**Objective**
Quote the entries word for word. Omit the pictures.
■ ■ ■ ■
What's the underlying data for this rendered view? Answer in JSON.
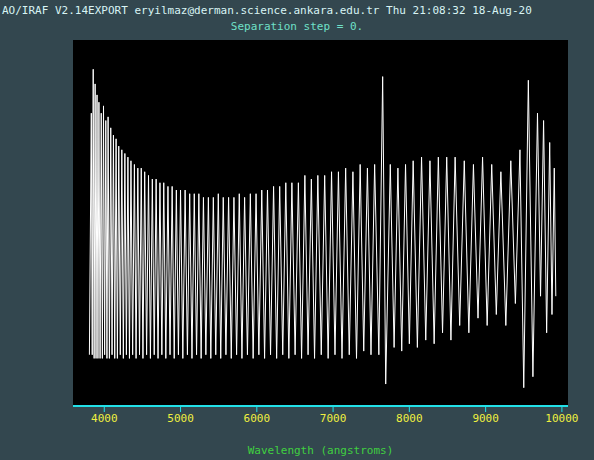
{
  "header": "AO/IRAF V2.14EXPORT eryilmaz@derman.science.ankara.edu.tr Thu 21:08:32 18-Aug-20",
  "chart_data": {
    "type": "line",
    "title": "Separation step = 0.",
    "x_label": "Wavelength (angstroms)",
    "color": "#ffffff",
    "tick_labels": "x",
    "xlim": [
      3590,
      10080
    ],
    "xticks": [
      4000,
      5000,
      6000,
      7000,
      8000,
      9000,
      10000
    ],
    "ylim": [
      0,
      100
    ],
    "x": [
      3805,
      3830,
      3842,
      3855,
      3867,
      3880,
      3892,
      3905,
      3917,
      3930,
      3945,
      3960,
      3975,
      3990,
      4005,
      4020,
      4035,
      4050,
      4067,
      4085,
      4102,
      4120,
      4137,
      4155,
      4172,
      4190,
      4210,
      4230,
      4250,
      4270,
      4290,
      4310,
      4330,
      4350,
      4372,
      4395,
      4417,
      4440,
      4462,
      4485,
      4507,
      4530,
      4555,
      4580,
      4605,
      4630,
      4655,
      4680,
      4705,
      4730,
      4755,
      4780,
      4807,
      4835,
      4862,
      4890,
      4917,
      4945,
      4972,
      5000,
      5030,
      5060,
      5090,
      5120,
      5150,
      5180,
      5210,
      5240,
      5270,
      5300,
      5332,
      5365,
      5397,
      5430,
      5462,
      5495,
      5527,
      5560,
      5595,
      5630,
      5665,
      5700,
      5735,
      5770,
      5805,
      5840,
      5877,
      5915,
      5952,
      5990,
      6027,
      6065,
      6102,
      6140,
      6180,
      6220,
      6260,
      6300,
      6340,
      6380,
      6420,
      6460,
      6502,
      6545,
      6587,
      6630,
      6672,
      6715,
      6757,
      6800,
      6845,
      6890,
      6935,
      6980,
      7025,
      7070,
      7117,
      7165,
      7212,
      7260,
      7307,
      7355,
      7402,
      7450,
      7497,
      7545,
      7600,
      7650,
      7690,
      7750,
      7800,
      7850,
      7900,
      7950,
      8000,
      8050,
      8105,
      8160,
      8215,
      8270,
      8325,
      8380,
      8435,
      8490,
      8545,
      8600,
      8660,
      8720,
      8780,
      8840,
      8900,
      8960,
      9020,
      9080,
      9140,
      9200,
      9265,
      9330,
      9390,
      9450,
      9500,
      9560,
      9620,
      9680,
      9720,
      9760,
      9800,
      9840,
      9870,
      9900,
      9920
    ],
    "values": [
      14,
      80,
      14,
      92,
      13,
      88,
      13,
      85,
      13,
      83,
      13,
      80,
      13,
      82,
      14,
      78,
      13,
      79,
      13,
      76,
      14,
      74,
      13,
      73,
      13,
      71,
      14,
      70,
      13,
      69,
      14,
      68,
      13,
      67,
      14,
      66,
      13,
      65,
      14,
      65,
      13,
      64,
      14,
      63,
      13,
      62,
      14,
      62,
      13,
      61,
      14,
      61,
      13,
      60,
      14,
      60,
      13,
      59,
      14,
      59,
      13,
      59,
      14,
      58,
      13,
      58,
      14,
      58,
      13,
      57,
      14,
      57,
      13,
      57,
      14,
      58,
      13,
      57,
      14,
      57,
      13,
      57,
      14,
      58,
      13,
      57,
      14,
      58,
      13,
      58,
      14,
      59,
      13,
      59,
      14,
      60,
      13,
      60,
      14,
      61,
      13,
      61,
      14,
      61,
      13,
      63,
      14,
      62,
      13,
      63,
      14,
      63,
      13,
      64,
      14,
      64,
      13,
      65,
      14,
      64,
      13,
      66,
      15,
      65,
      14,
      66,
      14,
      90,
      6,
      66,
      16,
      65,
      15,
      66,
      17,
      67,
      16,
      68,
      18,
      67,
      17,
      68,
      20,
      68,
      18,
      68,
      22,
      67,
      20,
      66,
      24,
      68,
      22,
      66,
      25,
      64,
      22,
      67,
      28,
      70,
      5,
      89,
      8,
      80,
      30,
      78,
      20,
      72,
      25,
      65,
      30
    ]
  }
}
■ ■ ■ ■
**Exercise response**
What's the underlying data for this rendered view? Answer in JSON.
{
  "header": "AO/IRAF V2.14EXPORT eryilmaz@derman.science.ankara.edu.tr Thu 21:08:32 18-Aug-20",
  "chart_data": {
    "type": "line",
    "title": "Separation step = 0.",
    "x_label": "Wavelength (angstroms)",
    "color": "#ffffff",
    "tick_labels": "x",
    "xlim": [
      3590,
      10080
    ],
    "xticks": [
      4000,
      5000,
      6000,
      7000,
      8000,
      9000,
      10000
    ],
    "ylim": [
      0,
      100
    ],
    "x": [
      3805,
      3830,
      3842,
      3855,
      3867,
      3880,
      3892,
      3905,
      3917,
      3930,
      3945,
      3960,
      3975,
      3990,
      4005,
      4020,
      4035,
      4050,
      4067,
      4085,
      4102,
      4120,
      4137,
      4155,
      4172,
      4190,
      4210,
      4230,
      4250,
      4270,
      4290,
      4310,
      4330,
      4350,
      4372,
      4395,
      4417,
      4440,
      4462,
      4485,
      4507,
      4530,
      4555,
      4580,
      4605,
      4630,
      4655,
      4680,
      4705,
      4730,
      4755,
      4780,
      4807,
      4835,
      4862,
      4890,
      4917,
      4945,
      4972,
      5000,
      5030,
      5060,
      5090,
      5120,
      5150,
      5180,
      5210,
      5240,
      5270,
      5300,
      5332,
      5365,
      5397,
      5430,
      5462,
      5495,
      5527,
      5560,
      5595,
      5630,
      5665,
      5700,
      5735,
      5770,
      5805,
      5840,
      5877,
      5915,
      5952,
      5990,
      6027,
      6065,
      6102,
      6140,
      6180,
      6220,
      6260,
      6300,
      6340,
      6380,
      6420,
      6460,
      6502,
      6545,
      6587,
      6630,
      6672,
      6715,
      6757,
      6800,
      6845,
      6890,
      6935,
      6980,
      7025,
      7070,
      7117,
      7165,
      7212,
      7260,
      7307,
      7355,
      7402,
      7450,
      7497,
      7545,
      7600,
      7650,
      7690,
      7750,
      7800,
      7850,
      7900,
      7950,
      8000,
      8050,
      8105,
      8160,
      8215,
      8270,
      8325,
      8380,
      8435,
      8490,
      8545,
      8600,
      8660,
      8720,
      8780,
      8840,
      8900,
      8960,
      9020,
      9080,
      9140,
      9200,
      9265,
      9330,
      9390,
      9450,
      9500,
      9560,
      9620,
      9680,
      9720,
      9760,
      9800,
      9840,
      9870,
      9900,
      9920
    ],
    "values": [
      14,
      80,
      14,
      92,
      13,
      88,
      13,
      85,
      13,
      83,
      13,
      80,
      13,
      82,
      14,
      78,
      13,
      79,
      13,
      76,
      14,
      74,
      13,
      73,
      13,
      71,
      14,
      70,
      13,
      69,
      14,
      68,
      13,
      67,
      14,
      66,
      13,
      65,
      14,
      65,
      13,
      64,
      14,
      63,
      13,
      62,
      14,
      62,
      13,
      61,
      14,
      61,
      13,
      60,
      14,
      60,
      13,
      59,
      14,
      59,
      13,
      59,
      14,
      58,
      13,
      58,
      14,
      58,
      13,
      57,
      14,
      57,
      13,
      57,
      14,
      58,
      13,
      57,
      14,
      57,
      13,
      57,
      14,
      58,
      13,
      57,
      14,
      58,
      13,
      58,
      14,
      59,
      13,
      59,
      14,
      60,
      13,
      60,
      14,
      61,
      13,
      61,
      14,
      61,
      13,
      63,
      14,
      62,
      13,
      63,
      14,
      63,
      13,
      64,
      14,
      64,
      13,
      65,
      14,
      64,
      13,
      66,
      15,
      65,
      14,
      66,
      14,
      90,
      6,
      66,
      16,
      65,
      15,
      66,
      17,
      67,
      16,
      68,
      18,
      67,
      17,
      68,
      20,
      68,
      18,
      68,
      22,
      67,
      20,
      66,
      24,
      68,
      22,
      66,
      25,
      64,
      22,
      67,
      28,
      70,
      5,
      89,
      8,
      80,
      30,
      78,
      20,
      72,
      25,
      65,
      30
    ]
  }
}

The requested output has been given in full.